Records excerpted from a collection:
========
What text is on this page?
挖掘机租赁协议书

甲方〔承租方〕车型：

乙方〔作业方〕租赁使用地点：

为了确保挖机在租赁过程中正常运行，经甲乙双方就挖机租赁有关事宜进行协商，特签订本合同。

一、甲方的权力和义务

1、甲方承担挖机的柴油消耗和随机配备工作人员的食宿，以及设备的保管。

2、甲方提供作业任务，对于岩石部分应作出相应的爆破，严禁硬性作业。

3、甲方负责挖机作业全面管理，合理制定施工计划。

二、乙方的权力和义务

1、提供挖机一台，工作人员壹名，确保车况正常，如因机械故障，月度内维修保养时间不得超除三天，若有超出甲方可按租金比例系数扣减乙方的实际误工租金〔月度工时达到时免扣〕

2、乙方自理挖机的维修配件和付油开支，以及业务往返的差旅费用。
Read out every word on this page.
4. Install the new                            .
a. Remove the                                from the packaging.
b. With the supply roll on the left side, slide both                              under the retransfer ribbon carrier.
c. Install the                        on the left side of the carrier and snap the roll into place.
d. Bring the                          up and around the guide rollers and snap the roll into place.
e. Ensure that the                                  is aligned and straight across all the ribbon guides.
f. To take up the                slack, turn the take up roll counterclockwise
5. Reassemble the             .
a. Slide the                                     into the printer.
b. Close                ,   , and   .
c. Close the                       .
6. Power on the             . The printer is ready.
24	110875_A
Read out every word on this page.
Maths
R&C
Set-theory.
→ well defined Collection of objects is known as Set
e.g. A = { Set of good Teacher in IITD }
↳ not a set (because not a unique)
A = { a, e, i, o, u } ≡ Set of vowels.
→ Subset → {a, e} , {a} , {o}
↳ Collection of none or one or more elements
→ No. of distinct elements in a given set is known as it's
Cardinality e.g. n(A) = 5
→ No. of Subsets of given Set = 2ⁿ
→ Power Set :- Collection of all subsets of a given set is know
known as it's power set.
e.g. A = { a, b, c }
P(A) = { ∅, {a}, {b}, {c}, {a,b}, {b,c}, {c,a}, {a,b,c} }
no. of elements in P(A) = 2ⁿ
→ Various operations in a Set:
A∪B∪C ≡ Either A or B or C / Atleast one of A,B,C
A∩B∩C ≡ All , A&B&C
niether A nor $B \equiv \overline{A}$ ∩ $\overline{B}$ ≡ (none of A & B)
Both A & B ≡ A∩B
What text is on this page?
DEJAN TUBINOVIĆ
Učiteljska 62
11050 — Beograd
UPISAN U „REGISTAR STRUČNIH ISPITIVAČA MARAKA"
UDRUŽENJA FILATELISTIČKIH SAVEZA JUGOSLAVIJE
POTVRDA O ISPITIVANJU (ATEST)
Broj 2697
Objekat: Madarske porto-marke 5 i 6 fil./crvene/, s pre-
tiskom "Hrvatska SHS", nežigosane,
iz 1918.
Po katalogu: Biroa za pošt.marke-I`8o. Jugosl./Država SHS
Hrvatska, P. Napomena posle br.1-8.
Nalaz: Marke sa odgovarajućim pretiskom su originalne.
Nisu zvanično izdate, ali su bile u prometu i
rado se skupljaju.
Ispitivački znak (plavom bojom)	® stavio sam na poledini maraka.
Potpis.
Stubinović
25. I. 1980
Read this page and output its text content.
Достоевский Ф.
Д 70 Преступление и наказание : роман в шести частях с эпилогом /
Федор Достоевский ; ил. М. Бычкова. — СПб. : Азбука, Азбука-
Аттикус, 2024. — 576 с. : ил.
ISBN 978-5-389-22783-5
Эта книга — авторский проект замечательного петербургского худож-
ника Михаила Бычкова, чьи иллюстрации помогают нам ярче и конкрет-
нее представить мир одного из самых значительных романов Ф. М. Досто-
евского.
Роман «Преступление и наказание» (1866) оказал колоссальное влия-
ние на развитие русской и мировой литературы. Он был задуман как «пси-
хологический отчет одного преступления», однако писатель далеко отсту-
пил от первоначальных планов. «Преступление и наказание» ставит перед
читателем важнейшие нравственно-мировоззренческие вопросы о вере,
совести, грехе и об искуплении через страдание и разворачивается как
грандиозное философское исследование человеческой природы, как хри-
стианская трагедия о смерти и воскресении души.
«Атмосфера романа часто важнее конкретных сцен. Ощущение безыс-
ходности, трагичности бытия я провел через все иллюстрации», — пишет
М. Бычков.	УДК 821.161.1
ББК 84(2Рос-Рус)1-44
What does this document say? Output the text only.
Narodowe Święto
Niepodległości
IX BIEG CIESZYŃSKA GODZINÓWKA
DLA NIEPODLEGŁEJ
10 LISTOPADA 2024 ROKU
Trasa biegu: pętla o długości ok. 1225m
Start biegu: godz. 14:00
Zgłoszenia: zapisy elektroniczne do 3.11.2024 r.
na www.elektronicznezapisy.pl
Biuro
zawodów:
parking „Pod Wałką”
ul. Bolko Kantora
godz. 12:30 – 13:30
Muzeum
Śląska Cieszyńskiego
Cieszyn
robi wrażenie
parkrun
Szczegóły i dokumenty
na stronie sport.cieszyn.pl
========
THE EXERCISE
Your task is to repeat every line exactly.

EXERCISE RESULT
What text is on this page?
挖掘机租赁协议书

甲方〔承租方〕车型：

乙方〔作业方〕租赁使用地点：

为了确保挖机在租赁过程中正常运行，经甲乙双方就挖机租赁有关事宜进行协商，特签订本合同。

一、甲方的权力和义务

1、甲方承担挖机的柴油消耗和随机配备工作人员的食宿，以及设备的保管。

2、甲方提供作业任务，对于岩石部分应作出相应的爆破，严禁硬性作业。

3、甲方负责挖机作业全面管理，合理制定施工计划。

二、乙方的权力和义务

1、提供挖机一台，工作人员壹名，确保车况正常，如因机械故障，月度内维修保养时间不得超除三天，若有超出甲方可按租金比例系数扣减乙方的实际误工租金〔月度工时达到时免扣〕

2、乙方自理挖机的维修配件和付油开支，以及业务往返的差旅费用。
Read out every word on this page.
4. Install the new                            .
a. Remove the                                from the packaging.
b. With the supply roll on the left side, slide both                              under the retransfer ribbon carrier.
c. Install the                        on the left side of the carrier and snap the roll into place.
d. Bring the                          up and around the guide rollers and snap the roll into place.
e. Ensure that the                                  is aligned and straight across all the ribbon guides.
f. To take up the                slack, turn the take up roll counterclockwise
5. Reassemble the             .
a. Slide the                                     into the printer.
b. Close                ,   , and   .
c. Close the                       .
6. Power on the             . The printer is ready.
24	110875_A
Read out every word on this page.
Maths
R&C
Set-theory.
→ well defined Collection of objects is known as Set
e.g. A = { Set of good Teacher in IITD }
↳ not a set (because not a unique)
A = { a, e, i, o, u } ≡ Set of vowels.
→ Subset → {a, e} , {a} , {o}
↳ Collection of none or one or more elements
→ No. of distinct elements in a given set is known as it's
Cardinality e.g. n(A) = 5
→ No. of Subsets of given Set = 2ⁿ
→ Power Set :- Collection of all subsets of a given set is know
known as it's power set.
e.g. A = { a, b, c }
P(A) = { ∅, {a}, {b}, {c}, {a,b}, {b,c}, {c,a}, {a,b,c} }
no. of elements in P(A) = 2ⁿ
→ Various operations in a Set:
A∪B∪C ≡ Either A or B or C / Atleast one of A,B,C
A∩B∩C ≡ All , A&B&C
niether A nor $B \equiv \overline{A}$ ∩ $\overline{B}$ ≡ (none of A & B)
Both A & B ≡ A∩B
What text is on this page?
DEJAN TUBINOVIĆ
Učiteljska 62
11050 — Beograd
UPISAN U „REGISTAR STRUČNIH ISPITIVAČA MARAKA"
UDRUŽENJA FILATELISTIČKIH SAVEZA JUGOSLAVIJE
POTVRDA O ISPITIVANJU (ATEST)
Broj 2697
Objekat: Madarske porto-marke 5 i 6 fil./crvene/, s pre-
tiskom "Hrvatska SHS", nežigosane,
iz 1918.
Po katalogu: Biroa za pošt.marke-I`8o. Jugosl./Država SHS
Hrvatska, P. Napomena posle br.1-8.
Nalaz: Marke sa odgovarajućim pretiskom su originalne.
Nisu zvanično izdate, ali su bile u prometu i
rado se skupljaju.
Ispitivački znak (plavom bojom)	® stavio sam na poledini maraka.
Potpis.
Stubinović
25. I. 1980
Read this page and output its text content.
Достоевский Ф.
Д 70 Преступление и наказание : роман в шести частях с эпилогом /
Федор Достоевский ; ил. М. Бычкова. — СПб. : Азбука, Азбука-
Аттикус, 2024. — 576 с. : ил.
ISBN 978-5-389-22783-5
Эта книга — авторский проект замечательного петербургского худож-
ника Михаила Бычкова, чьи иллюстрации помогают нам ярче и конкрет-
нее представить мир одного из самых значительных романов Ф. М. Досто-
евского.
Роман «Преступление и наказание» (1866) оказал колоссальное влия-
ние на развитие русской и мировой литературы. Он был задуман как «пси-
хологический отчет одного преступления», однако писатель далеко отсту-
пил от первоначальных планов. «Преступление и наказание» ставит перед
читателем важнейшие нравственно-мировоззренческие вопросы о вере,
совести, грехе и об искуплении через страдание и разворачивается как
грандиозное философское исследование человеческой природы, как хри-
стианская трагедия о смерти и воскресении души.
«Атмосфера романа часто важнее конкретных сцен. Ощущение безыс-
ходности, трагичности бытия я провел через все иллюстрации», — пишет
М. Бычков.	УДК 821.161.1
ББК 84(2Рос-Рус)1-44
What does this document say? Output the text only.
Narodowe Święto
Niepodległości
IX BIEG CIESZYŃSKA GODZINÓWKA
DLA NIEPODLEGŁEJ
10 LISTOPADA 2024 ROKU
Trasa biegu: pętla o długości ok. 1225m
Start biegu: godz. 14:00
Zgłoszenia: zapisy elektroniczne do 3.11.2024 r.
na www.elektronicznezapisy.pl
Biuro
zawodów:
parking „Pod Wałką”
ul. Bolko Kantora
godz. 12:30 – 13:30
Muzeum
Śląska Cieszyńskiego
Cieszyn
robi wrażenie
parkrun
Szczegóły i dokumenty
na stronie sport.cieszyn.pl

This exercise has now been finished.